Your answer should be one number: how many lines of the records hold the string "name".

§

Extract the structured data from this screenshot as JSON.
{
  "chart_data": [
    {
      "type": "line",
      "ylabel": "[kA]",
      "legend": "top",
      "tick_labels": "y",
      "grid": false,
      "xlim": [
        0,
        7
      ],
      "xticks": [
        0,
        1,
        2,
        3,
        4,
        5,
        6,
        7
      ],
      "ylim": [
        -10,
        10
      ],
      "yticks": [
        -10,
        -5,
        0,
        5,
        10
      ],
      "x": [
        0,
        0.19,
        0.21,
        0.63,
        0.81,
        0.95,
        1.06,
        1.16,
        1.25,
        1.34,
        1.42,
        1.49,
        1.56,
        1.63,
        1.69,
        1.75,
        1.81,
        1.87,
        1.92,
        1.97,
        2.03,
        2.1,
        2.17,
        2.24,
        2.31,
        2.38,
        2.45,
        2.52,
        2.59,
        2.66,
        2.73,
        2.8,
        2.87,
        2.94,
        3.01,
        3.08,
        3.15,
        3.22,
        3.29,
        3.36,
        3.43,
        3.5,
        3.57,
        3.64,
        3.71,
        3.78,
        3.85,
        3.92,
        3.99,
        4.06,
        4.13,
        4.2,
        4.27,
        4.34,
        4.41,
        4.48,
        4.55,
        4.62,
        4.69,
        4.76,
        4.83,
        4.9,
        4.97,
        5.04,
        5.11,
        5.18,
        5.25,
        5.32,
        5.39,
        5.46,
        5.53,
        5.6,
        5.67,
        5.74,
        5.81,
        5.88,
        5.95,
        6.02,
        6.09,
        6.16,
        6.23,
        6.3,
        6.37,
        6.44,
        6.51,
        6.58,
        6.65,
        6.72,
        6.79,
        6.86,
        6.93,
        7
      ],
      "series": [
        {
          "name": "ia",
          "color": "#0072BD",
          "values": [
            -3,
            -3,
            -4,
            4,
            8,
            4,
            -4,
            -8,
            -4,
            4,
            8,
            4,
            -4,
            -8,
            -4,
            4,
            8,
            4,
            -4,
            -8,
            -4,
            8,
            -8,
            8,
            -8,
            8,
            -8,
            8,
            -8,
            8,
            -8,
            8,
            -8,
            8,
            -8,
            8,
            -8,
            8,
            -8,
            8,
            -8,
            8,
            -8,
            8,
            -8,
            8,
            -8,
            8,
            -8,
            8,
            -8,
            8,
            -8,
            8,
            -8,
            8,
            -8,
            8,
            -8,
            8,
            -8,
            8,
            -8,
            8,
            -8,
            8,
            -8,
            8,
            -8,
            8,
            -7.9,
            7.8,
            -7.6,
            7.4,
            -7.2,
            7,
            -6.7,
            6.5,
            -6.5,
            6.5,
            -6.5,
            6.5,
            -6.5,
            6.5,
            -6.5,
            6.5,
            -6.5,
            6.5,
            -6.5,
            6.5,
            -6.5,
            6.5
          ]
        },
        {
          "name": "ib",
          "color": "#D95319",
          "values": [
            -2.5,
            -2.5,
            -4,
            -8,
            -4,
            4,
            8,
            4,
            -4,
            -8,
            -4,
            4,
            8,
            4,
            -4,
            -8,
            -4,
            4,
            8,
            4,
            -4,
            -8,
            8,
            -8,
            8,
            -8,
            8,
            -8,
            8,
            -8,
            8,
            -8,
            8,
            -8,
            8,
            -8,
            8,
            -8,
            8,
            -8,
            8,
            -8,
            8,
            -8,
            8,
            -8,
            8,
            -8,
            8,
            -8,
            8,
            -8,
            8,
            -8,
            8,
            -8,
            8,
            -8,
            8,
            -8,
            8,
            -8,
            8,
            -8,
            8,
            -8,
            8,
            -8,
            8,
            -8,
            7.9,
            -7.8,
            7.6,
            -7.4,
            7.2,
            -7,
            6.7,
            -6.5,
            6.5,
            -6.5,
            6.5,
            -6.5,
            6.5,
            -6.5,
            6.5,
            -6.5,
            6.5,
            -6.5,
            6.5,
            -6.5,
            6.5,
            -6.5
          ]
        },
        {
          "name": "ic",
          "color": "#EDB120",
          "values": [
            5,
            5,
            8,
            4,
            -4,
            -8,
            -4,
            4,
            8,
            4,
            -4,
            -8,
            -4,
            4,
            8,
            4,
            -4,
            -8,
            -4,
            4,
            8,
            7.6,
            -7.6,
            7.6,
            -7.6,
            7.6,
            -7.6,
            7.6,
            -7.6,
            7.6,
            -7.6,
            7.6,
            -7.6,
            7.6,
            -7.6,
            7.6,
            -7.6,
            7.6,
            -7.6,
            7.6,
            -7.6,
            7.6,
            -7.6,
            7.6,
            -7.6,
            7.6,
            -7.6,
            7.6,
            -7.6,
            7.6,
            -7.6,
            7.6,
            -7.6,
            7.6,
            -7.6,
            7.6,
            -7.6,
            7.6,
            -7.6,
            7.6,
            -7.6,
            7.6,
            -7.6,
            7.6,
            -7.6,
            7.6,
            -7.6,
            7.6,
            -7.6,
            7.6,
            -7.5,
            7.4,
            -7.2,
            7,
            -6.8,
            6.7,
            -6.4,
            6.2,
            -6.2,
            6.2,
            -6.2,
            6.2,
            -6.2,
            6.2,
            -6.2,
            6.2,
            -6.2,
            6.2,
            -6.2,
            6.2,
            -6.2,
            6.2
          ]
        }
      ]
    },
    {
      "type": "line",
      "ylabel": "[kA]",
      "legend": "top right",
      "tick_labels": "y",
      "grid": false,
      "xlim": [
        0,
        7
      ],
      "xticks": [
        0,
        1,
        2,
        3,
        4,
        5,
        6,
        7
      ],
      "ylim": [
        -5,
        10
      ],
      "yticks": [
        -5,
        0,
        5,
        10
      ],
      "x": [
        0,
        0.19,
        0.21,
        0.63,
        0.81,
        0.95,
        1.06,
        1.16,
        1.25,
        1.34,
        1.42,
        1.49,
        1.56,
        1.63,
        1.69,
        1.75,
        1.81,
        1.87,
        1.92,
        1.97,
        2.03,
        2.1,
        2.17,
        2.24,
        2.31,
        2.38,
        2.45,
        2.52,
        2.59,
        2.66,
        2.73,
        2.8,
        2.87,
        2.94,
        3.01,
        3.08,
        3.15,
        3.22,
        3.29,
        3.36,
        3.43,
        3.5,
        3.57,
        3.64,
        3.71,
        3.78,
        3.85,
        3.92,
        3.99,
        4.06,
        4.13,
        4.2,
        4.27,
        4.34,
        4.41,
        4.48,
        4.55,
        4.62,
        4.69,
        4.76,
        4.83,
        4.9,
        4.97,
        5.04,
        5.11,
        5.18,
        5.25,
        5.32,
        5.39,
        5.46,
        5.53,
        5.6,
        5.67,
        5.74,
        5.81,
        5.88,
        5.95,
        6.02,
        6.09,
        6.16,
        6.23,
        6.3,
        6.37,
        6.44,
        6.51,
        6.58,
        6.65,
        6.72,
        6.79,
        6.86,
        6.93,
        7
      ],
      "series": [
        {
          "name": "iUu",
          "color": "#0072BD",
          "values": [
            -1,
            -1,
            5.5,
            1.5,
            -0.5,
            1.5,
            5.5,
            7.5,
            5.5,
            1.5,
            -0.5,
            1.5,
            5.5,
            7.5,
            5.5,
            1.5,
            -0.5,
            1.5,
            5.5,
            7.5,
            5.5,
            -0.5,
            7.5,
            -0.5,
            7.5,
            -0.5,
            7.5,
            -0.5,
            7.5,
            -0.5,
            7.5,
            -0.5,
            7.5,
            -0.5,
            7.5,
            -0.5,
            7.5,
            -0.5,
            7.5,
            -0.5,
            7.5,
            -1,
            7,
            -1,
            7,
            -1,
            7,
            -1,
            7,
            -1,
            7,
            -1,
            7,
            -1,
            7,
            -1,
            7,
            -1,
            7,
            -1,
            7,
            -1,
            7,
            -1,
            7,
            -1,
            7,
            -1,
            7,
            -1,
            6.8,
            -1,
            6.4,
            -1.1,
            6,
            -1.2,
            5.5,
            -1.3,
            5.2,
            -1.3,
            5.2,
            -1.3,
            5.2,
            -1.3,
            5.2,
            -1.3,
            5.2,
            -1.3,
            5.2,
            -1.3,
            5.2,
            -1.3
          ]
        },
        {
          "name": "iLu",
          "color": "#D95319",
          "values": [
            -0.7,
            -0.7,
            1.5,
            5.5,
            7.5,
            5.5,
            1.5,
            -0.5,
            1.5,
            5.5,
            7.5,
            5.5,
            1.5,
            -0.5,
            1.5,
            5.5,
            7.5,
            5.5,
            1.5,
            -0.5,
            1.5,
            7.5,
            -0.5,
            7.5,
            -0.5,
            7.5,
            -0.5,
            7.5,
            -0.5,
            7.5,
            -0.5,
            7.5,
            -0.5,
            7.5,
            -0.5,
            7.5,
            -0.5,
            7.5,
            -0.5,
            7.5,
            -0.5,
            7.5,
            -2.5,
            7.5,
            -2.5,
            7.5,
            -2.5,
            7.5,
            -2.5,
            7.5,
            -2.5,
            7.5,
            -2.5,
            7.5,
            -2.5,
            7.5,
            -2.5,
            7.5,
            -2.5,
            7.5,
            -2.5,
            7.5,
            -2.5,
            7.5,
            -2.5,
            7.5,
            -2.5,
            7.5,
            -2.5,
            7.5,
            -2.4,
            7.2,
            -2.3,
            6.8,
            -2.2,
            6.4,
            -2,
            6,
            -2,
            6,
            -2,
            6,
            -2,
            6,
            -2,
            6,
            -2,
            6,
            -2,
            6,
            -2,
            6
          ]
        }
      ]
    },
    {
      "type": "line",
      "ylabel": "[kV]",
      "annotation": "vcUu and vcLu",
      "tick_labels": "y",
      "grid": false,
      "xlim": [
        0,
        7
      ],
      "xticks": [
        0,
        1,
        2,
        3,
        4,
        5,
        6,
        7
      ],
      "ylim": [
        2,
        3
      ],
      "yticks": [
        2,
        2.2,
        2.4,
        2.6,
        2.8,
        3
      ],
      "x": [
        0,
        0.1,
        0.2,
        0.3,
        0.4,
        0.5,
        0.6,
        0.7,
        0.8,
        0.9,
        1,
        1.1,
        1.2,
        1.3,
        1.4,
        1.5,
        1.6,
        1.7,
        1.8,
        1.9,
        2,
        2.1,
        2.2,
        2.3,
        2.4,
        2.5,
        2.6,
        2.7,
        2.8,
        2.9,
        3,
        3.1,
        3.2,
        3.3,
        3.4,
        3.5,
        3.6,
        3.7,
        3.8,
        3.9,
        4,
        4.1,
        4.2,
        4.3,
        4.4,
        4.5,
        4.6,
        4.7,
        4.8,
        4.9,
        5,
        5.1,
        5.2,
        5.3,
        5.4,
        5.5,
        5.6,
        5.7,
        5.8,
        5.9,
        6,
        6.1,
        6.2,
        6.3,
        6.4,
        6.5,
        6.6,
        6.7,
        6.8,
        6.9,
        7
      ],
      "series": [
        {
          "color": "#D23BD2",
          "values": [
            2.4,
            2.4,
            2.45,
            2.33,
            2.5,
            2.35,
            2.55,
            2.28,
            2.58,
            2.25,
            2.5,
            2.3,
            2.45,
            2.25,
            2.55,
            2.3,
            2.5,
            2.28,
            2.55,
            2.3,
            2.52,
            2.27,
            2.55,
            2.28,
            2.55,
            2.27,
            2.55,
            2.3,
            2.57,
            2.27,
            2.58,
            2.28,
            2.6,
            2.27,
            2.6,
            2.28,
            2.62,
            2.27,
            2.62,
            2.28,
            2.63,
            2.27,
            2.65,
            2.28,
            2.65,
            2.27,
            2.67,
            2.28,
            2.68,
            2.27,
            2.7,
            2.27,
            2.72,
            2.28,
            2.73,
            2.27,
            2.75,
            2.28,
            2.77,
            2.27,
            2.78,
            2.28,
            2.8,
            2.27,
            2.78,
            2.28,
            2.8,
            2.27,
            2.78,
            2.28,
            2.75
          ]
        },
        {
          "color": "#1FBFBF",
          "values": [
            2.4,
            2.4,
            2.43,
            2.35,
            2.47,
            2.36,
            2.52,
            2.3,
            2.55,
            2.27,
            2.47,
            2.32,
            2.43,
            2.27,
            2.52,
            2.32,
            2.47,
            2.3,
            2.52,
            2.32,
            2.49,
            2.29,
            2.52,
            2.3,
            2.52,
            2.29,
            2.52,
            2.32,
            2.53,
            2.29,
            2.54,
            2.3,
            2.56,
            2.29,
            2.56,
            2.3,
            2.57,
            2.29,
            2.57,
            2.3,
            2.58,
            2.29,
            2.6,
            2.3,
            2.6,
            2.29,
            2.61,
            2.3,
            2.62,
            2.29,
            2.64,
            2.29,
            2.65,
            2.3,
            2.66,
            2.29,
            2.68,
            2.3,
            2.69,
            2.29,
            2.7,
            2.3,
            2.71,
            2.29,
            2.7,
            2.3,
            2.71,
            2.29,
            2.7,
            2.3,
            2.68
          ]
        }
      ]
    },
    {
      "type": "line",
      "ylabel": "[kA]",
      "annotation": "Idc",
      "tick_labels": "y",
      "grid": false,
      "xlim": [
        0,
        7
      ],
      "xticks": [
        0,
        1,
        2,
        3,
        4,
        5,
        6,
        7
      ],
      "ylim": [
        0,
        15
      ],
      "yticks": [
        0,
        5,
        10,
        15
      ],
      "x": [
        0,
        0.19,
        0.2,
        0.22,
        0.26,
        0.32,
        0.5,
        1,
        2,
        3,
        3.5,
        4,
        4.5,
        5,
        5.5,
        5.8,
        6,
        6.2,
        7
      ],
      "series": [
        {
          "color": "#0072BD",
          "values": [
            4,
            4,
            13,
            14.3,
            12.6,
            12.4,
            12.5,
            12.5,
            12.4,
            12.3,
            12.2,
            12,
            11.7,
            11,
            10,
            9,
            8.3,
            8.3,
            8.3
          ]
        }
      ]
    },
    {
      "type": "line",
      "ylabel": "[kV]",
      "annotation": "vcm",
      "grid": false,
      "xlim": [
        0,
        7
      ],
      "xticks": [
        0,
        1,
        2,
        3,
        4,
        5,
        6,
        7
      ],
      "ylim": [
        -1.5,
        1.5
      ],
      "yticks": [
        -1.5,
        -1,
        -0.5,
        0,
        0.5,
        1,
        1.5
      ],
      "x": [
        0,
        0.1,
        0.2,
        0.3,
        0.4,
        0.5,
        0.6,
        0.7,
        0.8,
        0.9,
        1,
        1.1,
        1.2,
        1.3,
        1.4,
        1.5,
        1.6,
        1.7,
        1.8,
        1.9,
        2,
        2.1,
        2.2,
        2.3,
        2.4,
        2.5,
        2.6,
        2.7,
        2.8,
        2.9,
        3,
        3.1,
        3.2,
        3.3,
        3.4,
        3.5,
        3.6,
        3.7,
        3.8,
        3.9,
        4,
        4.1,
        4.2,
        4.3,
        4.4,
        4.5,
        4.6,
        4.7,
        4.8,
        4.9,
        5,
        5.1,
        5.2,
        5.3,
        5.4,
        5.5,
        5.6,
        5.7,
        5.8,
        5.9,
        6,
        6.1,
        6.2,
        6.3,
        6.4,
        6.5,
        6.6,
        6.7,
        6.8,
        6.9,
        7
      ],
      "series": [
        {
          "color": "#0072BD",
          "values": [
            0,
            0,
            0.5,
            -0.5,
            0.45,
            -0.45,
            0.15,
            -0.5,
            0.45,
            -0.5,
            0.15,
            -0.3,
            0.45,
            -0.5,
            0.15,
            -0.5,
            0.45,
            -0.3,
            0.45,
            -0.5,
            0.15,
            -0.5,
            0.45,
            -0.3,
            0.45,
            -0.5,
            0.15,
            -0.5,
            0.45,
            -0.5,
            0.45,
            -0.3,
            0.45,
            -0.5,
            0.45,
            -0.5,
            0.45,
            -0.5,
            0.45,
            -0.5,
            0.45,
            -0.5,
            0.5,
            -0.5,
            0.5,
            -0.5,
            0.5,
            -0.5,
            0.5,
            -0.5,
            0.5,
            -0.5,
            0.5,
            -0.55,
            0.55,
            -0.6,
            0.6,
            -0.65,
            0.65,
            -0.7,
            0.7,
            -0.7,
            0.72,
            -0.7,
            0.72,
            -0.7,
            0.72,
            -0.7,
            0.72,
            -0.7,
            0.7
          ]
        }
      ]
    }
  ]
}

§

Exercise solution — 5